▶ _Data supplied_
..............................

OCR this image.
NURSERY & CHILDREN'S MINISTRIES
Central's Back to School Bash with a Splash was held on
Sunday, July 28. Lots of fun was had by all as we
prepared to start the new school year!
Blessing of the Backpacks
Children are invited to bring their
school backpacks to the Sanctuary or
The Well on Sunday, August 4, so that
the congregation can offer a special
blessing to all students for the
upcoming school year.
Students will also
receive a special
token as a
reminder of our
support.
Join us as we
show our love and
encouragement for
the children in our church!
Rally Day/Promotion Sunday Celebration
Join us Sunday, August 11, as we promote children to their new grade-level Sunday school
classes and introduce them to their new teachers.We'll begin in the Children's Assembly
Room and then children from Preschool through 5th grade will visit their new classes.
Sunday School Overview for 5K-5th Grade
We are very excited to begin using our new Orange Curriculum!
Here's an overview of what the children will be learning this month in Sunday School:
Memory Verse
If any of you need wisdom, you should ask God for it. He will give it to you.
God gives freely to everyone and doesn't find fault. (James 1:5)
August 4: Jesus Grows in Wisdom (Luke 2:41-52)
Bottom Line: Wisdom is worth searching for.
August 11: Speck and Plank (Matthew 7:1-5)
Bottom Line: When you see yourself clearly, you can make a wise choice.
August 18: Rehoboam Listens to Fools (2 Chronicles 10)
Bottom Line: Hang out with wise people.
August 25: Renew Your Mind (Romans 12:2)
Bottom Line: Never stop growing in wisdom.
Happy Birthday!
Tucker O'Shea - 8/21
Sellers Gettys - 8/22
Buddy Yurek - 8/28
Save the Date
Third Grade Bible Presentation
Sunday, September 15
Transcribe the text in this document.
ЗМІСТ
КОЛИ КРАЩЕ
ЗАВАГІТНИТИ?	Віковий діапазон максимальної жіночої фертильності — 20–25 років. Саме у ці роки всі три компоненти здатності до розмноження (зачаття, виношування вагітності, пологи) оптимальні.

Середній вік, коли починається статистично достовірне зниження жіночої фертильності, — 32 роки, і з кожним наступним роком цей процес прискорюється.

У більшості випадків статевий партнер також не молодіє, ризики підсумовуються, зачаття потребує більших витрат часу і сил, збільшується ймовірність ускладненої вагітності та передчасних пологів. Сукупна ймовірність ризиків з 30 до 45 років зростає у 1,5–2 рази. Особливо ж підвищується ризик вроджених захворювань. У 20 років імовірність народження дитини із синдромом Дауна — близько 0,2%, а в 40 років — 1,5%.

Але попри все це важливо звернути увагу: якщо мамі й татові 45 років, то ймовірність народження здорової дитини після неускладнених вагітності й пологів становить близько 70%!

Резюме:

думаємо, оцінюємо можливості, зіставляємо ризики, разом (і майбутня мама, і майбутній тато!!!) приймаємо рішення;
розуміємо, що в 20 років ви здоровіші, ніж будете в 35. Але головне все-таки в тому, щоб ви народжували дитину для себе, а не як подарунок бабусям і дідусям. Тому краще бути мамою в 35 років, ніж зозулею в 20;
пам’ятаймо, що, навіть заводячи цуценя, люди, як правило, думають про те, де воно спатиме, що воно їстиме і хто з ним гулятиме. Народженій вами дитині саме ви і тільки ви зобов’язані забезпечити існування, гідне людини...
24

..............................

▶ _Work to do_
From the listing above, copy all lines holding the word "фертильності".

▶ _The response_
ЗАВАГІТНИТИ?	Віковий діапазон максимальної жіночої фертильності — 20–25 років. Саме у ці роки всі три компоненти здатності до розмноження (зачаття, виношування вагітності, пологи) оптимальні.
Середній вік, коли починається статистично достовірне зниження жіночої фертильності, — 32 роки, і з кожним наступним роком цей процес прискорюється.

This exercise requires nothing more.